Data items:
>> START

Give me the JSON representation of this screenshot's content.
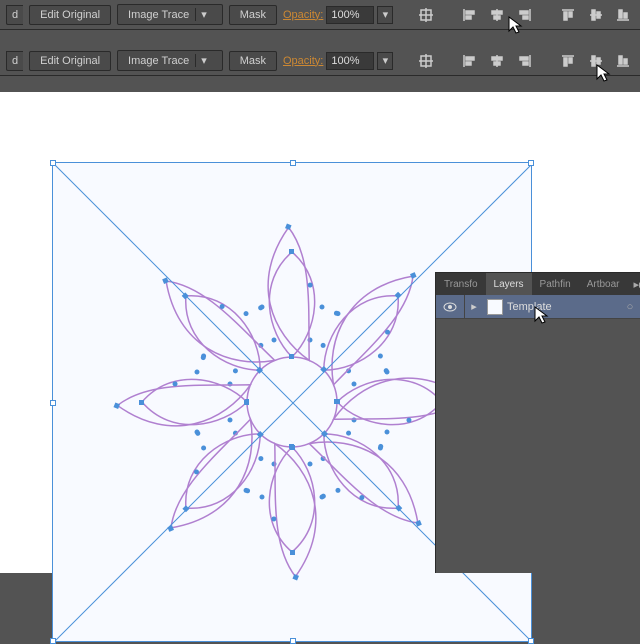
{
  "toolbar": {
    "truncated_btn": "d",
    "edit_original": "Edit Original",
    "image_trace": "Image Trace",
    "mask": "Mask",
    "opacity_label": "Opacity:",
    "opacity_value": "100%"
  },
  "panel": {
    "tabs": {
      "transform": "Transfo",
      "layers": "Layers",
      "pathfinder": "Pathfin",
      "artboards": "Artboar"
    },
    "layer": {
      "name": "Template"
    }
  }
}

>> END

# AIM:
Omit the pictures and output all of the other material exactly.

# THE SOLUTION:
Give me the JSON representation of this screenshot's content.
{
  "toolbar": {
    "truncated_btn": "d",
    "edit_original": "Edit Original",
    "image_trace": "Image Trace",
    "mask": "Mask",
    "opacity_label": "Opacity:",
    "opacity_value": "100%"
  },
  "panel": {
    "tabs": {
      "transform": "Transfo",
      "layers": "Layers",
      "pathfinder": "Pathfin",
      "artboards": "Artboar"
    },
    "layer": {
      "name": "Template"
    }
  }
}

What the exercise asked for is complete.